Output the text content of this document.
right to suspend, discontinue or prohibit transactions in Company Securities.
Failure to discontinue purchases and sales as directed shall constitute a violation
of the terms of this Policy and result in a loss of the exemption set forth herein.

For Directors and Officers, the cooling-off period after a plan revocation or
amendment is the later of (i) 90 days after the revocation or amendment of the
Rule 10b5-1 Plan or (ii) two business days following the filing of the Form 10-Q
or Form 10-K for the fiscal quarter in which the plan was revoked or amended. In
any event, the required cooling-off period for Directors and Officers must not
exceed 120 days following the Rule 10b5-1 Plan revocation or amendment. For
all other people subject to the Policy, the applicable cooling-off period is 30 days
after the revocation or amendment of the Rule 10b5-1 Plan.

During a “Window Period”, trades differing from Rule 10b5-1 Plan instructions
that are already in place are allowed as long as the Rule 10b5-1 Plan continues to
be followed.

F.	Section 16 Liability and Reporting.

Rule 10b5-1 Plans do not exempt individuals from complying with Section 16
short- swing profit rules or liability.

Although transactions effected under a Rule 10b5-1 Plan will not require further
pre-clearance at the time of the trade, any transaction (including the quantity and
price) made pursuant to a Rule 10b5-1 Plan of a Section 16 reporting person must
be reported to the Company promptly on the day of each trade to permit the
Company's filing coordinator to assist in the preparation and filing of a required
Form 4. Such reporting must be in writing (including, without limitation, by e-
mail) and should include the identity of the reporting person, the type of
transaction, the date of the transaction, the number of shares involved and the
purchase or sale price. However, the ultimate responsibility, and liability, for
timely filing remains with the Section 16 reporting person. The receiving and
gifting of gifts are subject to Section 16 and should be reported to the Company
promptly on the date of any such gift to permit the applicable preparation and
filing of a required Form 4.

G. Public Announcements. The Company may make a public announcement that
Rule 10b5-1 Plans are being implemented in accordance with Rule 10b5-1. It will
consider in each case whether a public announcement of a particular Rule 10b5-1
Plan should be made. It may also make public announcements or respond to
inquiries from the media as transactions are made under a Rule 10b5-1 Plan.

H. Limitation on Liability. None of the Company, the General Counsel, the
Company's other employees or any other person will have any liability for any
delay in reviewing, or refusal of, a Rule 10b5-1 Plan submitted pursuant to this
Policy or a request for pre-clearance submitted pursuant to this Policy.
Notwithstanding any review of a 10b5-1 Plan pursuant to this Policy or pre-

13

====

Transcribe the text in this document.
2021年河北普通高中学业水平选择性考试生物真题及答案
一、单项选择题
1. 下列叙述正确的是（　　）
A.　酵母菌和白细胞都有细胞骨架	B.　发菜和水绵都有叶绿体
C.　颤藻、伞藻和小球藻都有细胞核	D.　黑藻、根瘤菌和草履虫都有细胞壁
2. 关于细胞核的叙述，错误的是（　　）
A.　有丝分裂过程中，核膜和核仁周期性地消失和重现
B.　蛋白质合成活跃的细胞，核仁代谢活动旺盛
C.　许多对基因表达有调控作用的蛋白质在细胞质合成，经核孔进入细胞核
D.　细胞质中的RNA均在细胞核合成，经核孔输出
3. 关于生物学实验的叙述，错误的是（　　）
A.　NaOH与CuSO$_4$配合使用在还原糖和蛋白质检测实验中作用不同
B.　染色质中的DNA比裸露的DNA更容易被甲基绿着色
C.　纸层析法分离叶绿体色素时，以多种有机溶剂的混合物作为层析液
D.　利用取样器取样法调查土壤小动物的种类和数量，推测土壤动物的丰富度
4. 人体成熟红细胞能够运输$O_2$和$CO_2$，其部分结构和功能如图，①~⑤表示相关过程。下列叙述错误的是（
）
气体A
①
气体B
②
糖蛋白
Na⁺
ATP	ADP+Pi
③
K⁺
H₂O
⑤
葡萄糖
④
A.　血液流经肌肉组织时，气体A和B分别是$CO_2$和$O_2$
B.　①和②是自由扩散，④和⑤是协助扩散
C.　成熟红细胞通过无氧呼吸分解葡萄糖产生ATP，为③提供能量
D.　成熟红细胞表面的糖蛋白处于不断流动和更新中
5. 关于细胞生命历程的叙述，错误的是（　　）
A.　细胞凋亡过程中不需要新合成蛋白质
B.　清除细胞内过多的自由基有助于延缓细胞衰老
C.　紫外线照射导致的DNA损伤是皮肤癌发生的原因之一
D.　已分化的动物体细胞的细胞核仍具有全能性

====

§ **Exercise instructions**: Scan the listing above for the word "make" and show each line where it is found.

§ **Result below**:
G. Public Announcements. The Company may make a public announcement that
Plan should be made. It may also make public announcements or respond to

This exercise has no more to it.